**Goal:**
Output the entries verbatim, including every line.

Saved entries
== == ==
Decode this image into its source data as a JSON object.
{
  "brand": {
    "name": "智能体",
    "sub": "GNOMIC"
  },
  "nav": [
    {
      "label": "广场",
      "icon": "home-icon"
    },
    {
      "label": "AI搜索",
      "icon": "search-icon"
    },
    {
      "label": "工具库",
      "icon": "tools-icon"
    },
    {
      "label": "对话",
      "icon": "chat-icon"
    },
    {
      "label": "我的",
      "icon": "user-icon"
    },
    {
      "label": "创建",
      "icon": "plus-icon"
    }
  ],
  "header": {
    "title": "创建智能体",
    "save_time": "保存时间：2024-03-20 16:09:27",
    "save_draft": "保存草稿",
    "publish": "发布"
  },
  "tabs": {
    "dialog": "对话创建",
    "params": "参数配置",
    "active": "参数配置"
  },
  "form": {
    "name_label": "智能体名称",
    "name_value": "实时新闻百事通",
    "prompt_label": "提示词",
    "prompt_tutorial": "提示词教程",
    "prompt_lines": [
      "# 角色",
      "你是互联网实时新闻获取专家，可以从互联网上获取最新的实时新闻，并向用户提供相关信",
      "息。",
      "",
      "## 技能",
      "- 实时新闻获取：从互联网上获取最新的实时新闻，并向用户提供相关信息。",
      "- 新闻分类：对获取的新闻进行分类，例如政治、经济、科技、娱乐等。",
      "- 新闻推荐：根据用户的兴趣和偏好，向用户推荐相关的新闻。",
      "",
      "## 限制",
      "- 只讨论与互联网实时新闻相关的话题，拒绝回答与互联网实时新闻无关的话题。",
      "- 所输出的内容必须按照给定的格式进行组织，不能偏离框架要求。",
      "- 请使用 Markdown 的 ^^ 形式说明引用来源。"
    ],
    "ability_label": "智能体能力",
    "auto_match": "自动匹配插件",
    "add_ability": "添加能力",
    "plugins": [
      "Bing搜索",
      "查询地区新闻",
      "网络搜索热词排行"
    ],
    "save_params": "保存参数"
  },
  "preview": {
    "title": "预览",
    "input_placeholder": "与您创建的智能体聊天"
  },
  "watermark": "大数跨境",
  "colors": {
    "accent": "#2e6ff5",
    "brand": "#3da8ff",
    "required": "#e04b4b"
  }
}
== == ==
**Solution for this exercise:**
Decode this image into its source data as a JSON object.
{
  "brand": {
    "name": "智能体",
    "sub": "GNOMIC"
  },
  "nav": [
    {
      "label": "广场",
      "icon": "home-icon"
    },
    {
      "label": "AI搜索",
      "icon": "search-icon"
    },
    {
      "label": "工具库",
      "icon": "tools-icon"
    },
    {
      "label": "对话",
      "icon": "chat-icon"
    },
    {
      "label": "我的",
      "icon": "user-icon"
    },
    {
      "label": "创建",
      "icon": "plus-icon"
    }
  ],
  "header": {
    "title": "创建智能体",
    "save_time": "保存时间：2024-03-20 16:09:27",
    "save_draft": "保存草稿",
    "publish": "发布"
  },
  "tabs": {
    "dialog": "对话创建",
    "params": "参数配置",
    "active": "参数配置"
  },
  "form": {
    "name_label": "智能体名称",
    "name_value": "实时新闻百事通",
    "prompt_label": "提示词",
    "prompt_tutorial": "提示词教程",
    "prompt_lines": [
      "# 角色",
      "你是互联网实时新闻获取专家，可以从互联网上获取最新的实时新闻，并向用户提供相关信",
      "息。",
      "",
      "## 技能",
      "- 实时新闻获取：从互联网上获取最新的实时新闻，并向用户提供相关信息。",
      "- 新闻分类：对获取的新闻进行分类，例如政治、经济、科技、娱乐等。",
      "- 新闻推荐：根据用户的兴趣和偏好，向用户推荐相关的新闻。",
      "",
      "## 限制",
      "- 只讨论与互联网实时新闻相关的话题，拒绝回答与互联网实时新闻无关的话题。",
      "- 所输出的内容必须按照给定的格式进行组织，不能偏离框架要求。",
      "- 请使用 Markdown 的 ^^ 形式说明引用来源。"
    ],
    "ability_label": "智能体能力",
    "auto_match": "自动匹配插件",
    "add_ability": "添加能力",
    "plugins": [
      "Bing搜索",
      "查询地区新闻",
      "网络搜索热词排行"
    ],
    "save_params": "保存参数"
  },
  "preview": {
    "title": "预览",
    "input_placeholder": "与您创建的智能体聊天"
  },
  "watermark": "大数跨境",
  "colors": {
    "accent": "#2e6ff5",
    "brand": "#3da8ff",
    "required": "#e04b4b"
  }
}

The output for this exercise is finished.